Direction: Repeat each entry as written, dropping any picture you find.

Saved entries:
────────────────────
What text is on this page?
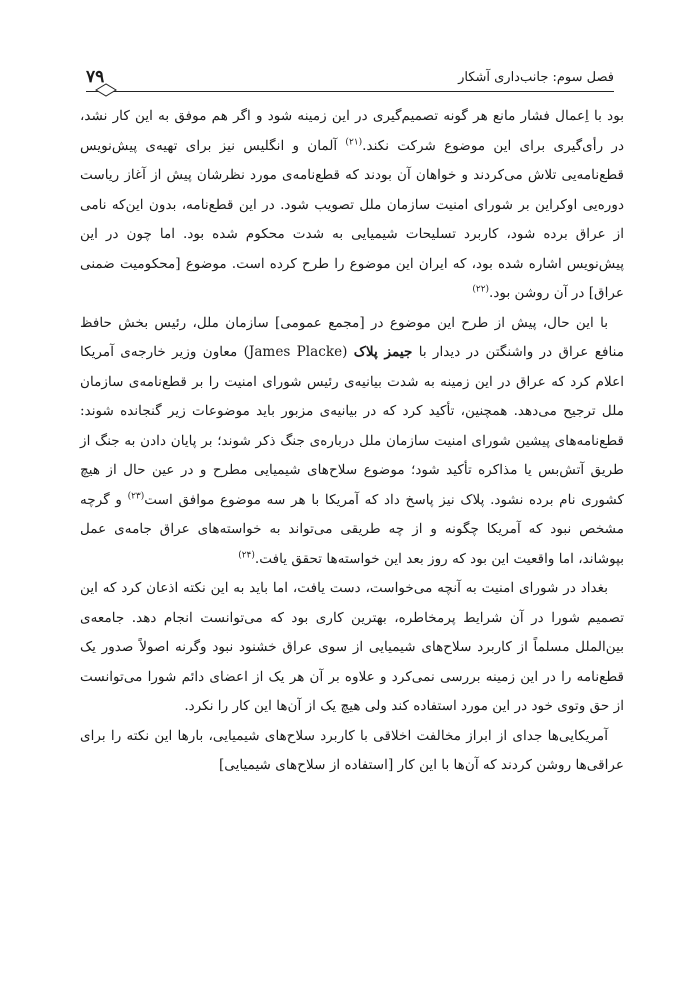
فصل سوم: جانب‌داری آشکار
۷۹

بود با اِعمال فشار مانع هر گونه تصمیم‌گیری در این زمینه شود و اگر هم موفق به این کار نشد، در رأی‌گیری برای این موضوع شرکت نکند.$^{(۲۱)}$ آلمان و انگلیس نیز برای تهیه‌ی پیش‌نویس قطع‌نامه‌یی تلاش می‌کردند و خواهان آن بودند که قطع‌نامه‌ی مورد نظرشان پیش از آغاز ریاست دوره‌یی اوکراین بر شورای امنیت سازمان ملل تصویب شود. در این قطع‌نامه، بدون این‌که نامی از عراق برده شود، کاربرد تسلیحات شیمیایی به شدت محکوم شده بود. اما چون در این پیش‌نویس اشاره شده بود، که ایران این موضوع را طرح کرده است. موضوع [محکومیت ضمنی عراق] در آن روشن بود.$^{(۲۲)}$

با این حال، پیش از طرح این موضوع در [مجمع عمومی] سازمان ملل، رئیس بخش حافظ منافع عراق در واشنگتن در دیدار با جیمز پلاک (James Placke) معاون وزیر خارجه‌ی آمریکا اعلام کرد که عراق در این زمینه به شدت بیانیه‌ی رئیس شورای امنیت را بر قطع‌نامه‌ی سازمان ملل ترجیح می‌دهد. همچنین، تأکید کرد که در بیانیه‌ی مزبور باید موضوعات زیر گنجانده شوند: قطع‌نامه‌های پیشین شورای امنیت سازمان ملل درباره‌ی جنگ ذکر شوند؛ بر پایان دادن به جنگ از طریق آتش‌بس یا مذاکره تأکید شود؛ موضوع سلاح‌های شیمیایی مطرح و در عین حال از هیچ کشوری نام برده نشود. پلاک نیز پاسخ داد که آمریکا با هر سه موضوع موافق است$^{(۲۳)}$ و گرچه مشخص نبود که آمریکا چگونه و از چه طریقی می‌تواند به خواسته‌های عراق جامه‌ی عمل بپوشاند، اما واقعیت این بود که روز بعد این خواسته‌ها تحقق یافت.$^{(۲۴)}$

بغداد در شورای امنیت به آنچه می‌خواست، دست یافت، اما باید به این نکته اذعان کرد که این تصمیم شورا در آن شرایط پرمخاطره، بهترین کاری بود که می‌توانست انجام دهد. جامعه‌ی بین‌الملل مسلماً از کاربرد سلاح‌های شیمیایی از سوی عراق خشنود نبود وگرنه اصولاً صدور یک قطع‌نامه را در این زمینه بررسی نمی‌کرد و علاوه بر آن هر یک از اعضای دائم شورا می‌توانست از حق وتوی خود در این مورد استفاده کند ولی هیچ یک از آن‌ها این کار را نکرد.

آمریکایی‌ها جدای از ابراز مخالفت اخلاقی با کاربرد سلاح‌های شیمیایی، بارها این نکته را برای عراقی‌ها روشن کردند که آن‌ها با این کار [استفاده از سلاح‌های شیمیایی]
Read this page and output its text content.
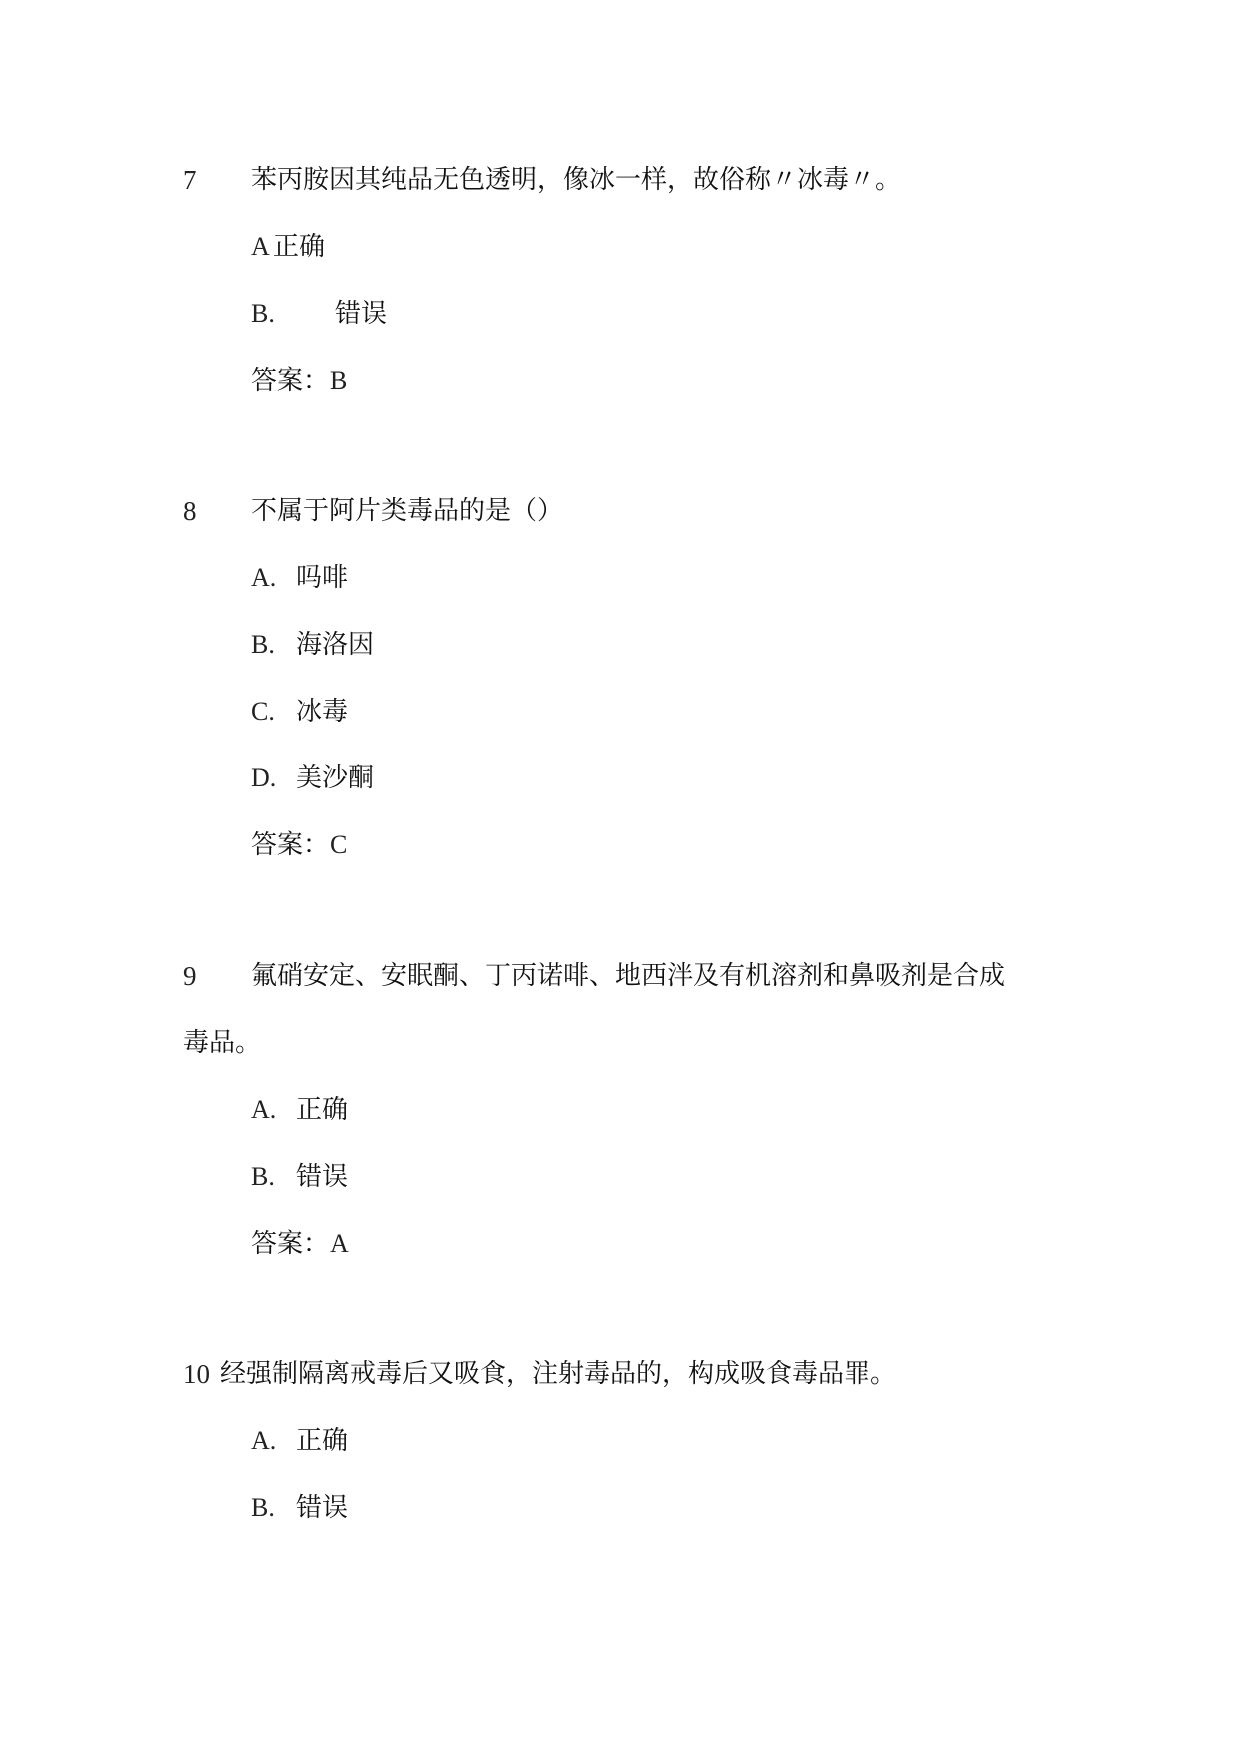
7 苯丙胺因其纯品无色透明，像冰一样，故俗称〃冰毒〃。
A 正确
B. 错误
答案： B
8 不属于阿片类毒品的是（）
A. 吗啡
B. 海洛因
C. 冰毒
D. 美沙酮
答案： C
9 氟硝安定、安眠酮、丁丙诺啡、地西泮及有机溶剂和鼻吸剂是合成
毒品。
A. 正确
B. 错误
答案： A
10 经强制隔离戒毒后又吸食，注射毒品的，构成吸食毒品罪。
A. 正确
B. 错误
────────────────────
Answer to this exercise:
What text is on this page?
فصل سوم: جانب‌داری آشکار
۷۹

بود با اِعمال فشار مانع هر گونه تصمیم‌گیری در این زمینه شود و اگر هم موفق به این کار نشد، در رأی‌گیری برای این موضوع شرکت نکند.$^{(۲۱)}$ آلمان و انگلیس نیز برای تهیه‌ی پیش‌نویس قطع‌نامه‌یی تلاش می‌کردند و خواهان آن بودند که قطع‌نامه‌ی مورد نظرشان پیش از آغاز ریاست دوره‌یی اوکراین بر شورای امنیت سازمان ملل تصویب شود. در این قطع‌نامه، بدون این‌که نامی از عراق برده شود، کاربرد تسلیحات شیمیایی به شدت محکوم شده بود. اما چون در این پیش‌نویس اشاره شده بود، که ایران این موضوع را طرح کرده است. موضوع [محکومیت ضمنی عراق] در آن روشن بود.$^{(۲۲)}$

با این حال، پیش از طرح این موضوع در [مجمع عمومی] سازمان ملل، رئیس بخش حافظ منافع عراق در واشنگتن در دیدار با جیمز پلاک (James Placke) معاون وزیر خارجه‌ی آمریکا اعلام کرد که عراق در این زمینه به شدت بیانیه‌ی رئیس شورای امنیت را بر قطع‌نامه‌ی سازمان ملل ترجیح می‌دهد. همچنین، تأکید کرد که در بیانیه‌ی مزبور باید موضوعات زیر گنجانده شوند: قطع‌نامه‌های پیشین شورای امنیت سازمان ملل درباره‌ی جنگ ذکر شوند؛ بر پایان دادن به جنگ از طریق آتش‌بس یا مذاکره تأکید شود؛ موضوع سلاح‌های شیمیایی مطرح و در عین حال از هیچ کشوری نام برده نشود. پلاک نیز پاسخ داد که آمریکا با هر سه موضوع موافق است$^{(۲۳)}$ و گرچه مشخص نبود که آمریکا چگونه و از چه طریقی می‌تواند به خواسته‌های عراق جامه‌ی عمل بپوشاند، اما واقعیت این بود که روز بعد این خواسته‌ها تحقق یافت.$^{(۲۴)}$

بغداد در شورای امنیت به آنچه می‌خواست، دست یافت، اما باید به این نکته اذعان کرد که این تصمیم شورا در آن شرایط پرمخاطره، بهترین کاری بود که می‌توانست انجام دهد. جامعه‌ی بین‌الملل مسلماً از کاربرد سلاح‌های شیمیایی از سوی عراق خشنود نبود وگرنه اصولاً صدور یک قطع‌نامه را در این زمینه بررسی نمی‌کرد و علاوه بر آن هر یک از اعضای دائم شورا می‌توانست از حق وتوی خود در این مورد استفاده کند ولی هیچ یک از آن‌ها این کار را نکرد.

آمریکایی‌ها جدای از ابراز مخالفت اخلاقی با کاربرد سلاح‌های شیمیایی، بارها این نکته را برای عراقی‌ها روشن کردند که آن‌ها با این کار [استفاده از سلاح‌های شیمیایی]
Read this page and output its text content.
7 苯丙胺因其纯品无色透明，像冰一样，故俗称〃冰毒〃。
A 正确
B. 错误
答案： B
8 不属于阿片类毒品的是（）
A. 吗啡
B. 海洛因
C. 冰毒
D. 美沙酮
答案： C
9 氟硝安定、安眠酮、丁丙诺啡、地西泮及有机溶剂和鼻吸剂是合成
毒品。
A. 正确
B. 错误
答案： A
10 经强制隔离戒毒后又吸食，注射毒品的，构成吸食毒品罪。
A. 正确
B. 错误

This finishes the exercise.